**DESCRIPTION OF THE TASK**
Separate out the lines that hold "title".

* START INPUT MATERIAL *

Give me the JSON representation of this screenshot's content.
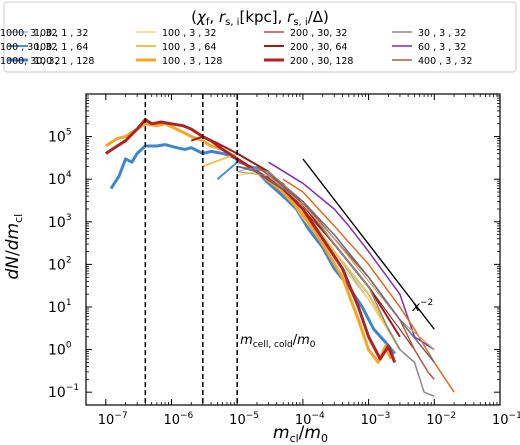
{
  "chart_data": {
    "type": "line",
    "xlabel": "m_cl/m_0",
    "ylabel": "dN/dm_cl",
    "x_scale": "log",
    "y_scale": "log",
    "xlim": [
      5e-08,
      0.1
    ],
    "ylim": [
      0.05,
      1000000
    ],
    "x_ticks": [
      {
        "v": 1e-07,
        "b": "10",
        "e": "−7"
      },
      {
        "v": 1e-06,
        "b": "10",
        "e": "−6"
      },
      {
        "v": 1e-05,
        "b": "10",
        "e": "−5"
      },
      {
        "v": 0.0001,
        "b": "10",
        "e": "−4"
      },
      {
        "v": 0.001,
        "b": "10",
        "e": "−3"
      },
      {
        "v": 0.01,
        "b": "10",
        "e": "−2"
      },
      {
        "v": 0.1,
        "b": "10",
        "e": "−1"
      }
    ],
    "y_ticks": [
      {
        "v": 0.1,
        "b": "10",
        "e": "−1"
      },
      {
        "v": 1,
        "b": "10",
        "e": "0"
      },
      {
        "v": 10,
        "b": "10",
        "e": "1"
      },
      {
        "v": 100,
        "b": "10",
        "e": "2"
      },
      {
        "v": 1000,
        "b": "10",
        "e": "3"
      },
      {
        "v": 10000,
        "b": "10",
        "e": "4"
      },
      {
        "v": 100000,
        "b": "10",
        "e": "5"
      }
    ],
    "legend": {
      "title": "(χ_f, r_s,i[kpc], r_s,i/Δ)",
      "placement": "top",
      "columns": 4
    },
    "vlines": [
      4e-07,
      3e-06,
      1e-05
    ],
    "vline_label": "m_cell,cold/m_0",
    "power_law": {
      "label": "x^−2",
      "x": [
        0.0001,
        0.01
      ],
      "y": [
        30000,
        3
      ]
    },
    "series": [
      {
        "name": "100 , 1 , 32",
        "color": "#7fb3e0",
        "width": 1.2,
        "x": [
          1e-05,
          2e-05,
          5e-05,
          0.0001,
          0.0003,
          0.001,
          0.003
        ],
        "y": [
          15000,
          20000,
          8000,
          1500,
          200,
          15,
          1
        ]
      },
      {
        "name": "100 , 1 , 64",
        "color": "#4a90d9",
        "width": 2,
        "x": [
          5e-06,
          1e-05,
          3e-05,
          0.0001,
          0.0003,
          0.001,
          0.003
        ],
        "y": [
          10000,
          25000,
          15000,
          2000,
          200,
          20,
          1
        ]
      },
      {
        "name": "100 , 1 , 128",
        "color": "#3a86d4",
        "width": 3,
        "x": [
          1.2e-07,
          1.6e-07,
          2e-07,
          2.5e-07,
          3e-07,
          4e-07,
          6e-07,
          8e-07,
          1.2e-06,
          1.6e-06,
          2e-06,
          3e-06,
          4e-06,
          6e-06,
          8e-06,
          1.2e-05,
          2e-05,
          3e-05,
          5e-05,
          8e-05,
          0.00012,
          0.0002,
          0.0003,
          0.0005,
          0.0008,
          0.0012,
          0.0018,
          0.0025
        ],
        "y": [
          6000,
          12000,
          30000,
          25000,
          40000,
          60000,
          60000,
          65000,
          55000,
          50000,
          55000,
          40000,
          45000,
          40000,
          35000,
          25000,
          15000,
          8000,
          4000,
          2000,
          700,
          250,
          80,
          30,
          10,
          3,
          1.5,
          0.8
        ]
      },
      {
        "name": "100 , 3 , 32",
        "color": "#f5d060",
        "width": 1.2,
        "x": [
          1e-05,
          2e-05,
          5e-05,
          0.0001,
          0.0003,
          0.001,
          0.003
        ],
        "y": [
          12000,
          15000,
          6000,
          1200,
          150,
          15,
          1
        ]
      },
      {
        "name": "100 , 3 , 64",
        "color": "#f6c04a",
        "width": 2,
        "x": [
          3e-06,
          1e-05,
          3e-05,
          0.0001,
          0.0003,
          0.001,
          0.003
        ],
        "y": [
          20000,
          40000,
          15000,
          2000,
          200,
          20,
          1
        ]
      },
      {
        "name": "100 , 3 , 128",
        "color": "#f5a623",
        "width": 3,
        "x": [
          1e-07,
          1.5e-07,
          2e-07,
          3e-07,
          4e-07,
          6e-07,
          8e-07,
          1.2e-06,
          1.6e-06,
          2e-06,
          3e-06,
          4e-06,
          6e-06,
          1e-05,
          2e-05,
          5e-05,
          0.0001,
          0.0002,
          0.0004,
          0.0007,
          0.001,
          0.0014,
          0.0018,
          0.0022
        ],
        "y": [
          60000,
          90000,
          100000,
          150000,
          200000,
          180000,
          200000,
          150000,
          120000,
          100000,
          80000,
          60000,
          50000,
          30000,
          15000,
          5000,
          1500,
          300,
          50,
          5,
          1,
          0.5,
          1.2,
          0.6
        ]
      },
      {
        "name": "200 , 30, 32",
        "color": "#a52a2a",
        "width": 1.2,
        "x": [
          2e-05,
          5e-05,
          0.0001,
          0.0003,
          0.001,
          0.003,
          0.005
        ],
        "y": [
          15000,
          8000,
          2000,
          300,
          30,
          3,
          1
        ]
      },
      {
        "name": "200 , 30, 64",
        "color": "#9c1c1c",
        "width": 2,
        "x": [
          2e-06,
          3e-06,
          5e-06,
          1e-05,
          3e-05,
          0.0001,
          0.0003,
          0.001,
          0.003
        ],
        "y": [
          80000,
          100000,
          70000,
          40000,
          15000,
          2500,
          300,
          30,
          2
        ]
      },
      {
        "name": "200 , 30, 128",
        "color": "#b22222",
        "width": 3,
        "x": [
          1e-07,
          1.5e-07,
          2e-07,
          3e-07,
          4e-07,
          5e-07,
          7e-07,
          1e-06,
          1.5e-06,
          2e-06,
          3e-06,
          4e-06,
          6e-06,
          1e-05,
          2e-05,
          5e-05,
          0.0001,
          0.0002,
          0.0004,
          0.0007,
          0.001,
          0.0015,
          0.002,
          0.0025
        ],
        "y": [
          40000,
          60000,
          80000,
          150000,
          250000,
          200000,
          220000,
          200000,
          180000,
          150000,
          100000,
          80000,
          50000,
          30000,
          15000,
          6000,
          2000,
          400,
          80,
          10,
          2,
          0.6,
          1.2,
          0.5
        ]
      },
      {
        "name": "30 , 3 , 32",
        "color": "#888888",
        "width": 1.5,
        "x": [
          1e-05,
          3e-05,
          0.0001,
          0.0003,
          0.001,
          0.002,
          0.003,
          0.005,
          0.007,
          0.01
        ],
        "y": [
          20000,
          15000,
          3000,
          300,
          30,
          3,
          1,
          0.5,
          0.1,
          0.08
        ]
      },
      {
        "name": "60 , 3 , 32",
        "color": "#7b2fbe",
        "width": 1.5,
        "x": [
          3e-05,
          0.0001,
          0.0003,
          0.0005,
          0.001,
          0.003,
          0.005,
          0.01
        ],
        "y": [
          25000,
          8000,
          2000,
          800,
          200,
          20,
          2,
          1
        ]
      },
      {
        "name": "400 , 3 , 32",
        "color": "#b05a40",
        "width": 1.5,
        "x": [
          2e-05,
          0.0001,
          0.0003,
          0.001,
          0.003,
          0.005,
          0.008,
          0.01
        ],
        "y": [
          20000,
          3000,
          400,
          50,
          5,
          1,
          0.3,
          0.2
        ]
      },
      {
        "name": "1000, 3 , 32",
        "color": "#e06a1a",
        "width": 1.5,
        "x": [
          5e-05,
          0.0001,
          0.0003,
          0.001,
          0.003,
          0.005,
          0.01,
          0.02
        ],
        "y": [
          10000,
          5000,
          800,
          100,
          10,
          3,
          0.5,
          0.1
        ]
      },
      {
        "name": "100 , 30, 32",
        "color": "#c8a070",
        "width": 1.2,
        "x": [
          1e-05,
          3e-05,
          0.0001,
          0.0003,
          0.001,
          0.003,
          0.01
        ],
        "y": [
          15000,
          12000,
          2500,
          400,
          40,
          5,
          1
        ]
      },
      {
        "name": "1000, 30, 32",
        "color": "#6a6a80",
        "width": 1.5,
        "x": [
          1e-05,
          2e-05,
          0.0001,
          0.0003,
          0.001,
          0.003,
          0.01
        ],
        "y": [
          20000,
          15000,
          3000,
          500,
          50,
          5,
          0.5
        ]
      }
    ]
  }
}
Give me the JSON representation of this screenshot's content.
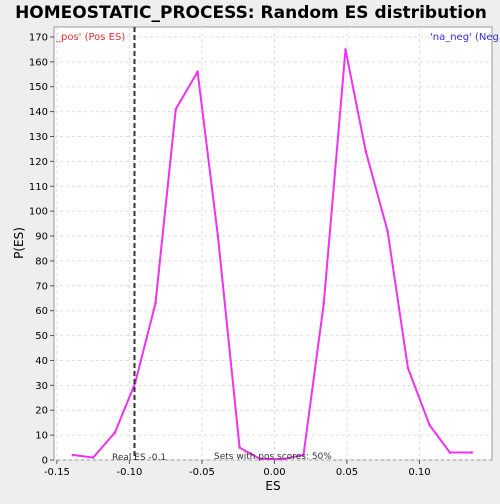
{
  "chart_data": {
    "type": "line",
    "title": "HOMEOSTATIC_PROCESS: Random ES distribution",
    "xlabel": "ES",
    "ylabel": "P(ES)",
    "xlim": [
      -0.152,
      0.15
    ],
    "ylim": [
      0,
      174
    ],
    "x_ticks": [
      -0.15,
      -0.1,
      -0.05,
      0.0,
      0.05,
      0.1
    ],
    "x_tick_labels": [
      "-0.15",
      "-0.10",
      "-0.05",
      "0.00",
      "0.05",
      "0.10"
    ],
    "y_ticks": [
      0,
      10,
      20,
      30,
      40,
      50,
      60,
      70,
      80,
      90,
      100,
      110,
      120,
      130,
      140,
      150,
      160,
      170
    ],
    "y_tick_labels": [
      "0",
      "10",
      "20",
      "30",
      "40",
      "50",
      "60",
      "70",
      "80",
      "90",
      "100",
      "110",
      "120",
      "130",
      "140",
      "150",
      "160",
      "170"
    ],
    "grid": true,
    "series": [
      {
        "color": "#ee33ee",
        "x": [
          -0.139,
          -0.125,
          -0.11,
          -0.096,
          -0.082,
          -0.068,
          -0.053,
          -0.039,
          -0.024,
          -0.01,
          0.005,
          0.02,
          0.034,
          0.049,
          0.063,
          0.078,
          0.092,
          0.107,
          0.121,
          0.136
        ],
        "y": [
          2,
          1,
          11,
          31,
          63,
          141,
          156,
          90,
          5,
          0.5,
          0.3,
          2,
          63,
          165,
          124,
          92,
          37,
          14,
          3,
          3
        ]
      }
    ],
    "real_es": -0.0965,
    "real_es_label": "Real ES -0.1",
    "pos_scores_label": "Sets with pos scores: 50%",
    "legend_left": "_pos' (Pos ES)",
    "legend_right": "'na_neg' (Neg",
    "colors": {
      "line": "#ee33ee",
      "legend_left": "#e03030",
      "legend_right": "#3030d0",
      "grid": "#dddddd",
      "plot_bg": "#ffffff",
      "page_bg": "#eeeeee"
    }
  }
}
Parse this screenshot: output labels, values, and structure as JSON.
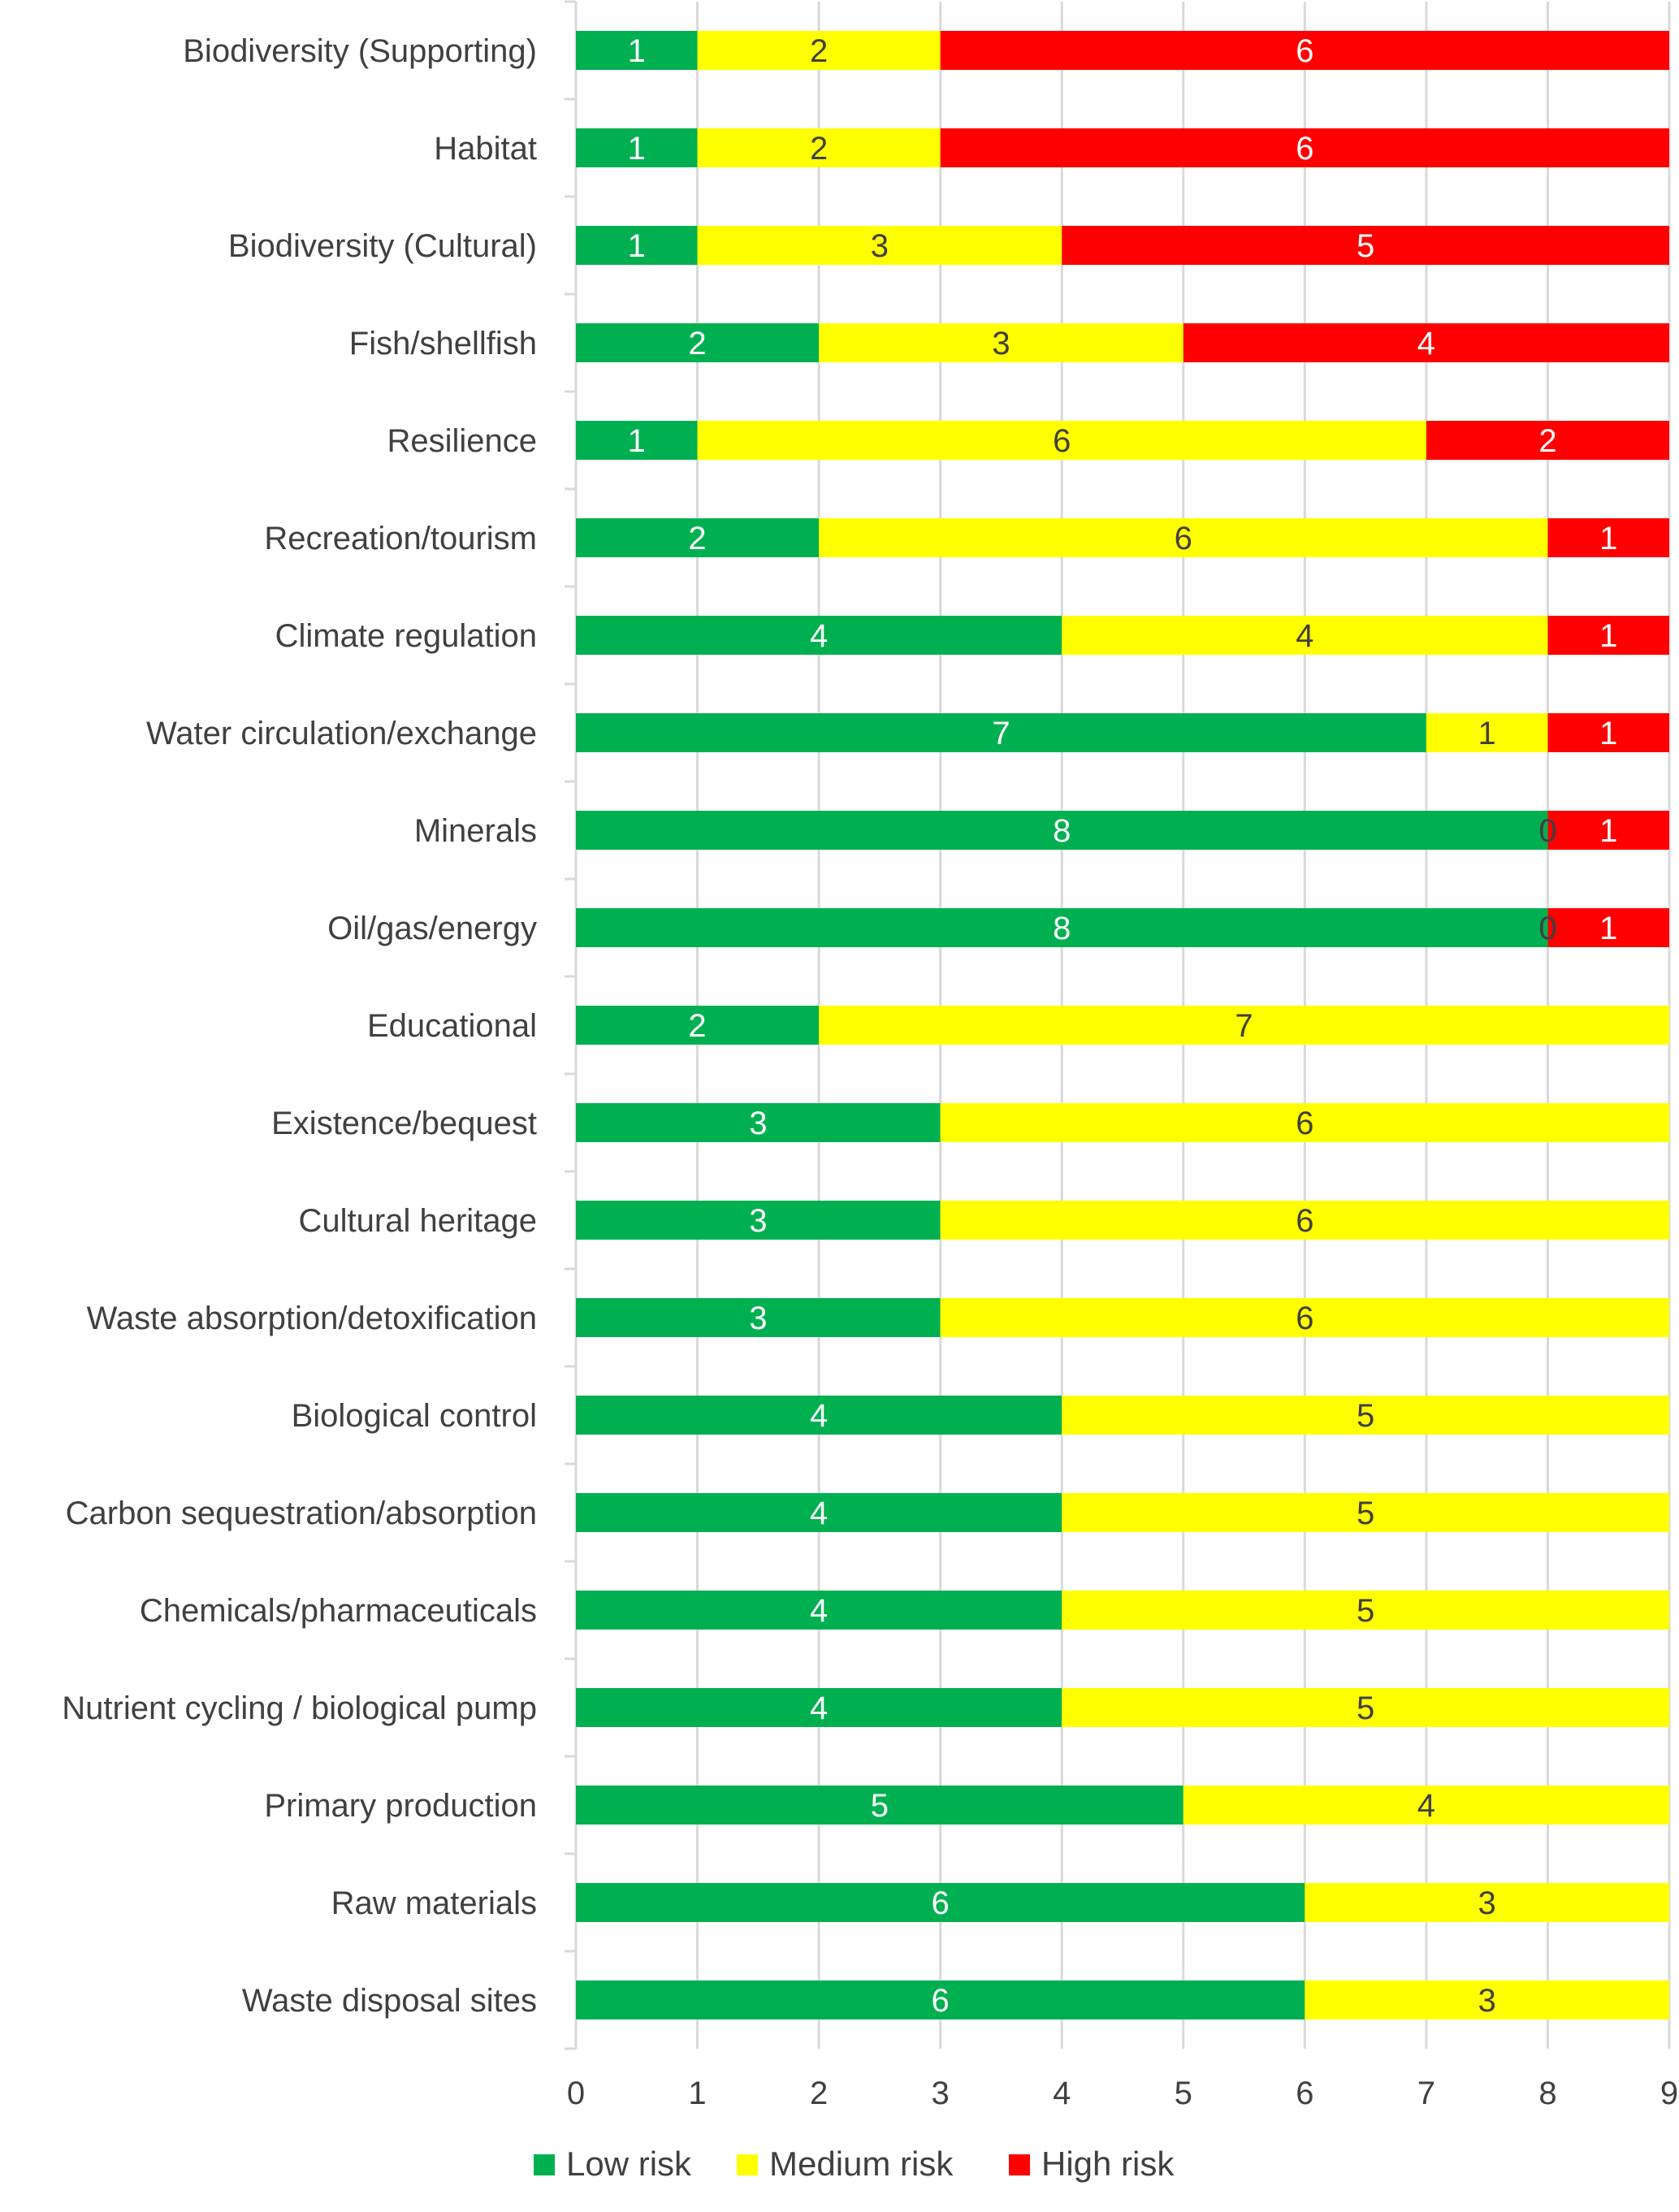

* END INPUT MATERIAL *

**EXPECTED OUTPUT**
      "title": "(χ_f, r_s,i[kpc], r_s,i/Δ)",
    "title": "HOMEOSTATIC_PROCESS: Random ES distribution",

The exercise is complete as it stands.